EXERCISE AIM ▸
Work out how many lines hold the string "mussarela". The answer is a single number, nothing more.

DATA FOR THIS EXERCISE ▸
**********
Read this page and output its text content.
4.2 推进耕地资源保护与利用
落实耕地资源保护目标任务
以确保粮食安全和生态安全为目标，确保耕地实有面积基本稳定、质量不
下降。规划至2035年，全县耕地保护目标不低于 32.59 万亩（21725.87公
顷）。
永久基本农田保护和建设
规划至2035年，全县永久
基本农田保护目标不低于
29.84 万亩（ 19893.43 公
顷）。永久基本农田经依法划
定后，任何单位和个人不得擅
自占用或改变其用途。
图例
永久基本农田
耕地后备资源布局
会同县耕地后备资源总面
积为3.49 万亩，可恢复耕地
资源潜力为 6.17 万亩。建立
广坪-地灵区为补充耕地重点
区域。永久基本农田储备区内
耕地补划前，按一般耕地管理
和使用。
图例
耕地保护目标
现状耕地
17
**********
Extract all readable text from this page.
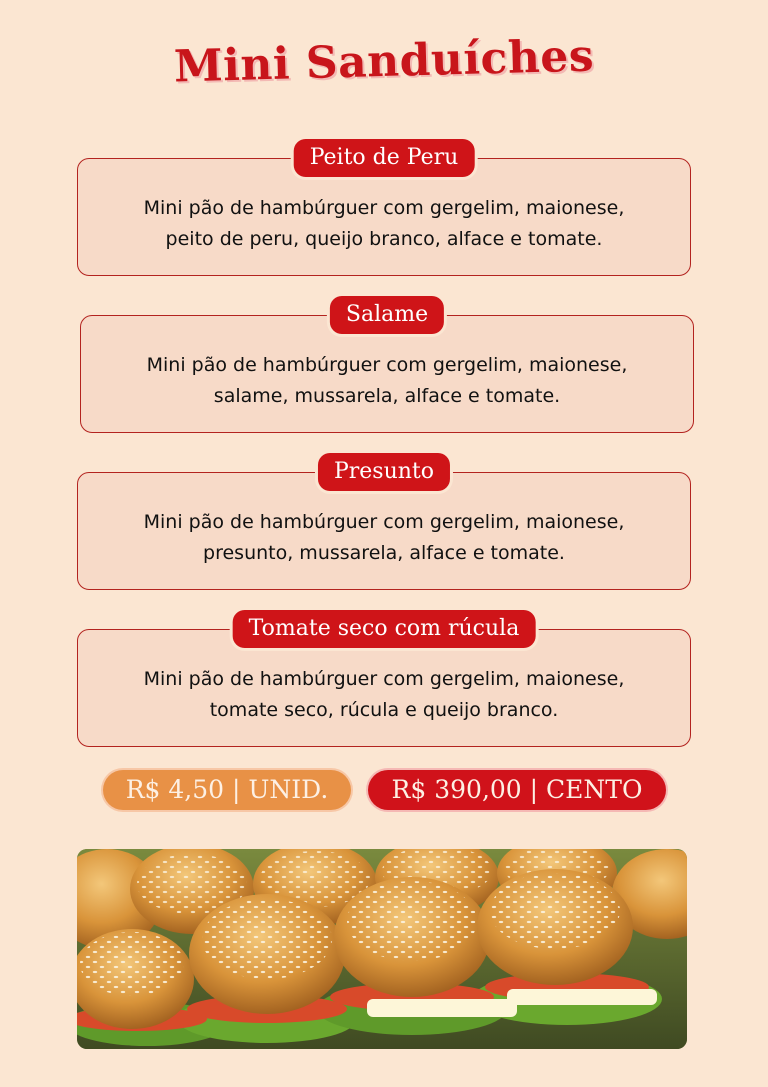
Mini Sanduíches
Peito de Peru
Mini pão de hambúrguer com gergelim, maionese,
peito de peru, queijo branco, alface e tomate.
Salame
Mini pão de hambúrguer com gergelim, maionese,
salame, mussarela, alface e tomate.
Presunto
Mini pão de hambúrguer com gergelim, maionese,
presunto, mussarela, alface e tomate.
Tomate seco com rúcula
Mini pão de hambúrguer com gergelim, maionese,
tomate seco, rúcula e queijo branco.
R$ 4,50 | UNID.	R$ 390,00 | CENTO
**********
COMPLETED TASK ▸
2